### Problem statement
Reproduce every entry exactly and leave its pictures out.

### Stored items from a collection
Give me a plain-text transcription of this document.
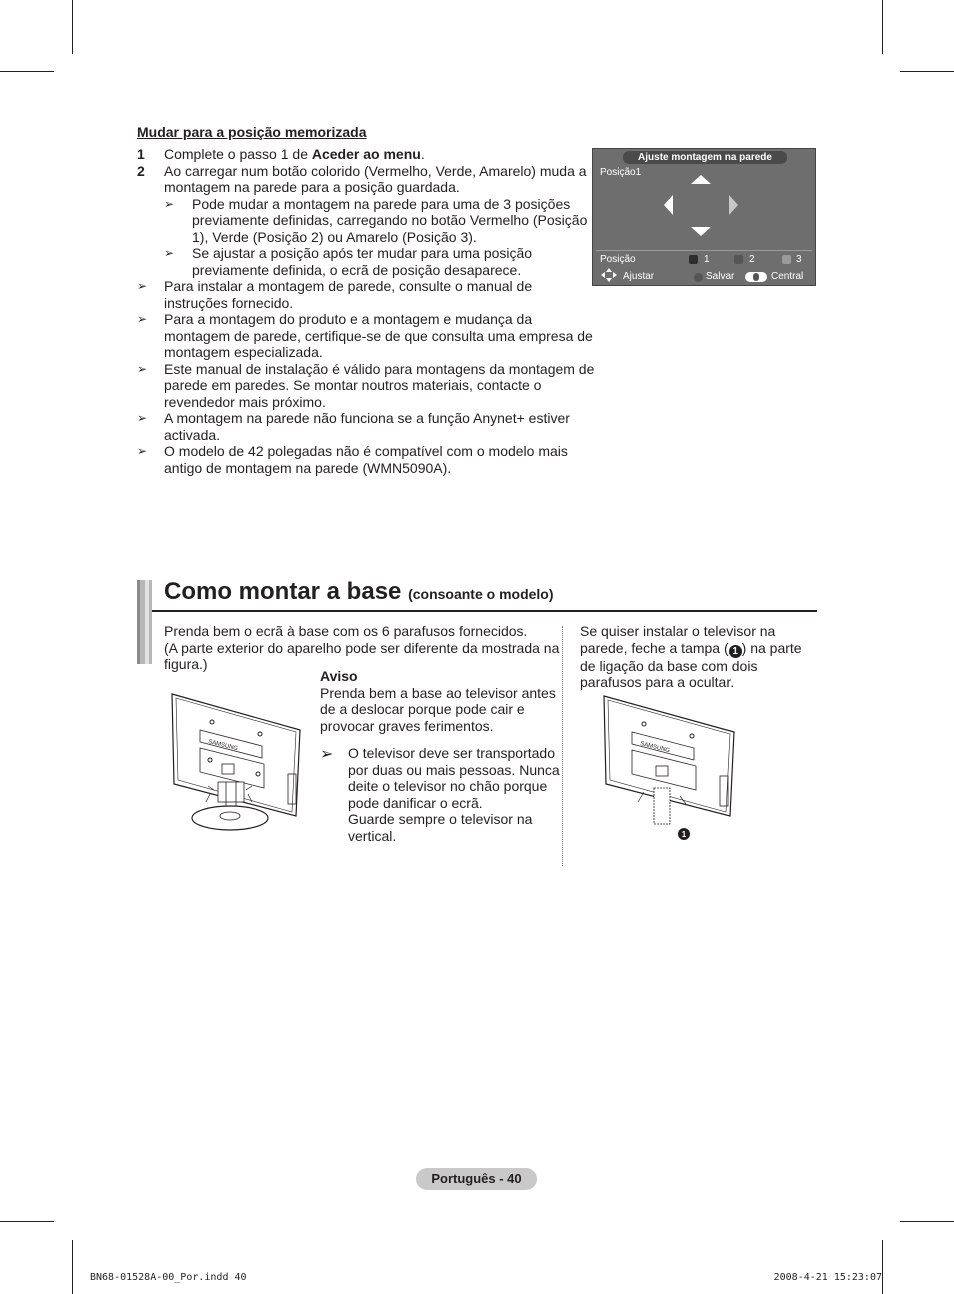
Mudar para a posição memorizada
1	Complete o passo 1 de Aceder ao menu.
2	Ao carregar num botão colorido (Vermelho, Verde, Amarelo) muda a montagem na parede para a posição guardada.
➢	Pode mudar a montagem na parede para uma de 3 posições previamente definidas, carregando no botão Vermelho (Posição 1), Verde (Posição 2) ou Amarelo (Posição 3).
➢	Se ajustar a posição após ter mudar para uma posição previamente definida, o ecrã de posição desaparece.
➢	Para instalar a montagem de parede, consulte o manual de instruções fornecido.
➢	Para a montagem do produto e a montagem e mudança da montagem de parede, certifique-se de que consulta uma empresa de montagem especializada.
➢	Este manual de instalação é válido para montagens da montagem de parede em paredes. Se montar noutros materiais, contacte o revendedor mais próximo.
➢	A montagem na parede não funciona se a função Anynet+ estiver activada.
➢	O modelo de 42 polegadas não é compatível com o modelo mais antigo de montagem na parede (WMN5090A).
Ajuste montagem na parede
Posição1
Posição	1	2	3
Ajustar	Salvar	Central
Como montar a base (consoante o modelo)
Prenda bem o ecrã à base com os 6 parafusos fornecidos.
(A parte exterior do aparelho pode ser diferente da mostrada na figura.)
SAMSUNG
Aviso
Prenda bem a base ao televisor antes de a deslocar porque pode cair e provocar graves ferimentos.
➢ O televisor deve ser transportado por duas ou mais pessoas. Nunca deite o televisor no chão porque pode danificar o ecrã.
Guarde sempre o televisor na vertical.
Se quiser instalar o televisor na parede, feche a tampa ( 1 ) na parte de ligação da base com dois parafusos para a ocultar.
SAMSUNG
1
Português - 40
BN68-01528A-00_Por.indd 40	2008-4-21 15:23:07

### Output for this task
Give me a plain-text transcription of this document.
Mudar para a posição memorizada
1	Complete o passo 1 de Aceder ao menu.
2	Ao carregar num botão colorido (Vermelho, Verde, Amarelo) muda a montagem na parede para a posição guardada.
➢	Pode mudar a montagem na parede para uma de 3 posições previamente definidas, carregando no botão Vermelho (Posição 1), Verde (Posição 2) ou Amarelo (Posição 3).
➢	Se ajustar a posição após ter mudar para uma posição previamente definida, o ecrã de posição desaparece.
➢	Para instalar a montagem de parede, consulte o manual de instruções fornecido.
➢	Para a montagem do produto e a montagem e mudança da montagem de parede, certifique-se de que consulta uma empresa de montagem especializada.
➢	Este manual de instalação é válido para montagens da montagem de parede em paredes. Se montar noutros materiais, contacte o revendedor mais próximo.
➢	A montagem na parede não funciona se a função Anynet+ estiver activada.
➢	O modelo de 42 polegadas não é compatível com o modelo mais antigo de montagem na parede (WMN5090A).
Ajuste montagem na parede
Posição1
Posição	1	2	3
Ajustar	Salvar	Central
Como montar a base (consoante o modelo)
Prenda bem o ecrã à base com os 6 parafusos fornecidos.
(A parte exterior do aparelho pode ser diferente da mostrada na figura.)
SAMSUNG
Aviso
Prenda bem a base ao televisor antes de a deslocar porque pode cair e provocar graves ferimentos.
➢ O televisor deve ser transportado por duas ou mais pessoas. Nunca deite o televisor no chão porque pode danificar o ecrã.
Guarde sempre o televisor na vertical.
Se quiser instalar o televisor na parede, feche a tampa ( 1 ) na parte de ligação da base com dois parafusos para a ocultar.
SAMSUNG
1
Português - 40
BN68-01528A-00_Por.indd 40	2008-4-21 15:23:07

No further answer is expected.